▸ **Exercise requirements**
Quote every line as given.

-- BEGIN Source material --

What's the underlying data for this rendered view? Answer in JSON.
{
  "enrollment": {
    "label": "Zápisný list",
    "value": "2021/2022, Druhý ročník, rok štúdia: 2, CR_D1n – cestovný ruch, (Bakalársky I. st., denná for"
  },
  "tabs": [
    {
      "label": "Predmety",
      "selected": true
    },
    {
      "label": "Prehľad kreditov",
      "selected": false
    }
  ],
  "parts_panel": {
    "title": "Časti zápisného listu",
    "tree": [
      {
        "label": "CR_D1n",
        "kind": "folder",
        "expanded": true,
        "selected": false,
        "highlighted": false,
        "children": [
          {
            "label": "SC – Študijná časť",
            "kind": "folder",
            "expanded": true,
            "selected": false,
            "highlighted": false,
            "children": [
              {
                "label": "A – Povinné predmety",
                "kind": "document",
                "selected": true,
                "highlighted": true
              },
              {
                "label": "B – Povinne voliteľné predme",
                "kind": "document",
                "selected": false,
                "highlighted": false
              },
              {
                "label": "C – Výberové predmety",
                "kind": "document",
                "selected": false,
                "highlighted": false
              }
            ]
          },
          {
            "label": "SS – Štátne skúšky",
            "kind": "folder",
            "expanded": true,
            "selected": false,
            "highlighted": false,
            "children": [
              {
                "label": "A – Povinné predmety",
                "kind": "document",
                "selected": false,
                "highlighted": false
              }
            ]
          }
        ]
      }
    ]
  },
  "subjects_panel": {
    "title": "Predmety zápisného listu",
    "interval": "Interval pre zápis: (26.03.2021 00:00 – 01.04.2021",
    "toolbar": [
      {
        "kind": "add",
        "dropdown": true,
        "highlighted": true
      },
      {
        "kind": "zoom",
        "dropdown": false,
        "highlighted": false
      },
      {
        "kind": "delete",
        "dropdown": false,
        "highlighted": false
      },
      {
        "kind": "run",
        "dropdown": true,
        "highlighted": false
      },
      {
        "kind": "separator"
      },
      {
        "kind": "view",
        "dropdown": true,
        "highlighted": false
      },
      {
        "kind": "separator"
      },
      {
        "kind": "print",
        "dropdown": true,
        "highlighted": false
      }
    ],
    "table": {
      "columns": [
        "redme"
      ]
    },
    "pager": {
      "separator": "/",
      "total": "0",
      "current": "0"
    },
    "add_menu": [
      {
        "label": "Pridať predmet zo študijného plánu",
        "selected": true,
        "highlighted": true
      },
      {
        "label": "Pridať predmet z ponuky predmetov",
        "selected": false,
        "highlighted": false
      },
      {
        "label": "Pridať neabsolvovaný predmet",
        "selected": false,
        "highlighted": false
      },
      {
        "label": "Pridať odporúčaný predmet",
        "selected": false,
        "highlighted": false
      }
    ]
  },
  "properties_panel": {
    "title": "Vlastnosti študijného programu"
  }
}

-- END Source material --

▸ **Correct answer**
What's the underlying data for this rendered view? Answer in JSON.
{
  "enrollment": {
    "label": "Zápisný list",
    "value": "2021/2022, Druhý ročník, rok štúdia: 2, CR_D1n – cestovný ruch, (Bakalársky I. st., denná for"
  },
  "tabs": [
    {
      "label": "Predmety",
      "selected": true
    },
    {
      "label": "Prehľad kreditov",
      "selected": false
    }
  ],
  "parts_panel": {
    "title": "Časti zápisného listu",
    "tree": [
      {
        "label": "CR_D1n",
        "kind": "folder",
        "expanded": true,
        "selected": false,
        "highlighted": false,
        "children": [
          {
            "label": "SC – Študijná časť",
            "kind": "folder",
            "expanded": true,
            "selected": false,
            "highlighted": false,
            "children": [
              {
                "label": "A – Povinné predmety",
                "kind": "document",
                "selected": true,
                "highlighted": true
              },
              {
                "label": "B – Povinne voliteľné predme",
                "kind": "document",
                "selected": false,
                "highlighted": false
              },
              {
                "label": "C – Výberové predmety",
                "kind": "document",
                "selected": false,
                "highlighted": false
              }
            ]
          },
          {
            "label": "SS – Štátne skúšky",
            "kind": "folder",
            "expanded": true,
            "selected": false,
            "highlighted": false,
            "children": [
              {
                "label": "A – Povinné predmety",
                "kind": "document",
                "selected": false,
                "highlighted": false
              }
            ]
          }
        ]
      }
    ]
  },
  "subjects_panel": {
    "title": "Predmety zápisného listu",
    "interval": "Interval pre zápis: (26.03.2021 00:00 – 01.04.2021",
    "toolbar": [
      {
        "kind": "add",
        "dropdown": true,
        "highlighted": true
      },
      {
        "kind": "zoom",
        "dropdown": false,
        "highlighted": false
      },
      {
        "kind": "delete",
        "dropdown": false,
        "highlighted": false
      },
      {
        "kind": "run",
        "dropdown": true,
        "highlighted": false
      },
      {
        "kind": "separator"
      },
      {
        "kind": "view",
        "dropdown": true,
        "highlighted": false
      },
      {
        "kind": "separator"
      },
      {
        "kind": "print",
        "dropdown": true,
        "highlighted": false
      }
    ],
    "table": {
      "columns": [
        "redme"
      ]
    },
    "pager": {
      "separator": "/",
      "total": "0",
      "current": "0"
    },
    "add_menu": [
      {
        "label": "Pridať predmet zo študijného plánu",
        "selected": true,
        "highlighted": true
      },
      {
        "label": "Pridať predmet z ponuky predmetov",
        "selected": false,
        "highlighted": false
      },
      {
        "label": "Pridať neabsolvovaný predmet",
        "selected": false,
        "highlighted": false
      },
      {
        "label": "Pridať odporúčaný predmet",
        "selected": false,
        "highlighted": false
      }
    ]
  },
  "properties_panel": {
    "title": "Vlastnosti študijného programu"
  }
}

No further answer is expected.